-- Extracted records start --

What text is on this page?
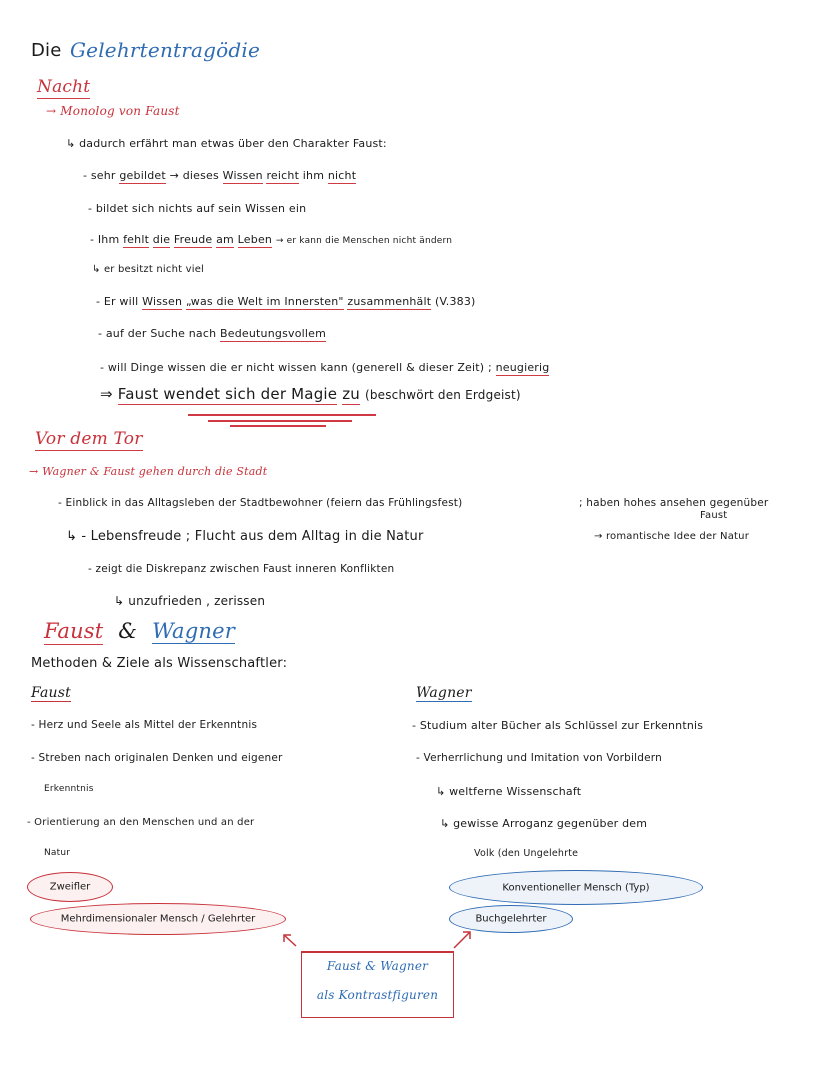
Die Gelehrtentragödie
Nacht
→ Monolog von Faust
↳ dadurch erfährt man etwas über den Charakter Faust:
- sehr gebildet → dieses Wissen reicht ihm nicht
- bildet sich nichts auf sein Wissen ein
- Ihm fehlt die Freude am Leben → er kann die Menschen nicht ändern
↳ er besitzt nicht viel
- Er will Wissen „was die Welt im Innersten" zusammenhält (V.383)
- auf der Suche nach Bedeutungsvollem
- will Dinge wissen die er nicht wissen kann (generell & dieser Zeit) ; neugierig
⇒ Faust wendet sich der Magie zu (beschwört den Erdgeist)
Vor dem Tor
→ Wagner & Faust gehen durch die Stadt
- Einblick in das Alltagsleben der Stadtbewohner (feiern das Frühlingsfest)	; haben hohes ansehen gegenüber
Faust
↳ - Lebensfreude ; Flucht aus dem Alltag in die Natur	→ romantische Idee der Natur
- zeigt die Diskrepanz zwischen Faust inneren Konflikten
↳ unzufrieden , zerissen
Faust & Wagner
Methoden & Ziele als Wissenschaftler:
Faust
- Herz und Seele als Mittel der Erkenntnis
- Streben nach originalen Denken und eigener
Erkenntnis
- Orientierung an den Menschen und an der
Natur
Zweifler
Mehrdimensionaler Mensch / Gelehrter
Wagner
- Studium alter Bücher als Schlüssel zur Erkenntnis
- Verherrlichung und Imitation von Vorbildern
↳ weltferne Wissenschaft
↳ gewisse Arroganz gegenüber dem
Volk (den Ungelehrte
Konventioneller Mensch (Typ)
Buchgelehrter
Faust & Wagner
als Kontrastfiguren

-- Extracted records end --

**Goal**
Copy all lines from the entries that contain the word "Natur".

**Written answer**
↳ - Lebensfreude ; Flucht aus dem Alltag in die Natur	→ romantische Idee der Natur
Natur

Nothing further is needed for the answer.